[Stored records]
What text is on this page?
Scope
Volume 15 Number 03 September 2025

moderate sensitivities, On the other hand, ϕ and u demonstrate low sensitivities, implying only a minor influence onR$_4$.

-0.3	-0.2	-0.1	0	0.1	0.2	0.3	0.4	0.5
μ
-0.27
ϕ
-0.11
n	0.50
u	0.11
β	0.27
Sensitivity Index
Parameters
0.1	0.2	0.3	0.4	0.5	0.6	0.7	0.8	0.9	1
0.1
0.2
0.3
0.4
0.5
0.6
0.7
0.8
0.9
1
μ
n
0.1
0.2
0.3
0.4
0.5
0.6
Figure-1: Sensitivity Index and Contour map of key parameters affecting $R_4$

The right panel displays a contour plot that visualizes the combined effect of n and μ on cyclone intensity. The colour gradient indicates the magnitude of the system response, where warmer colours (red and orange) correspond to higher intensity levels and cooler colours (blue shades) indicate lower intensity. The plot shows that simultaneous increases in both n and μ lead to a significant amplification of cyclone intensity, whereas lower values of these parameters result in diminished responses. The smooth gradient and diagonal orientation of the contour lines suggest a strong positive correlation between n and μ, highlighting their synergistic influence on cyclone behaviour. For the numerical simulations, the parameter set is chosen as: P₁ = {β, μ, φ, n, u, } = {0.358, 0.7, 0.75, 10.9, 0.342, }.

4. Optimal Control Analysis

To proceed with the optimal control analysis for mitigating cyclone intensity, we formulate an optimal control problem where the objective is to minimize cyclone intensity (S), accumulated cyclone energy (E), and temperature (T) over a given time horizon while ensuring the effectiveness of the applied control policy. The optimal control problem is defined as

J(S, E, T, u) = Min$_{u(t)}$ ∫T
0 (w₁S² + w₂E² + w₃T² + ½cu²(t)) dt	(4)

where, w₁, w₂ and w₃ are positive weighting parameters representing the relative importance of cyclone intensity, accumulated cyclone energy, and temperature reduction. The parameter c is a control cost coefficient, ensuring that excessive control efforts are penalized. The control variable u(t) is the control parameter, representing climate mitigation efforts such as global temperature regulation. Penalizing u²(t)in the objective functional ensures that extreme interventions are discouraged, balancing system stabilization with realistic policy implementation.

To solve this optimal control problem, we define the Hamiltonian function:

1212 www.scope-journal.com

Requirement
Look through the data above. Find each line with the string "this" and copy it.

Solution below
What text is on this page?
To solve this optimal control problem, we define the Hamiltonian function:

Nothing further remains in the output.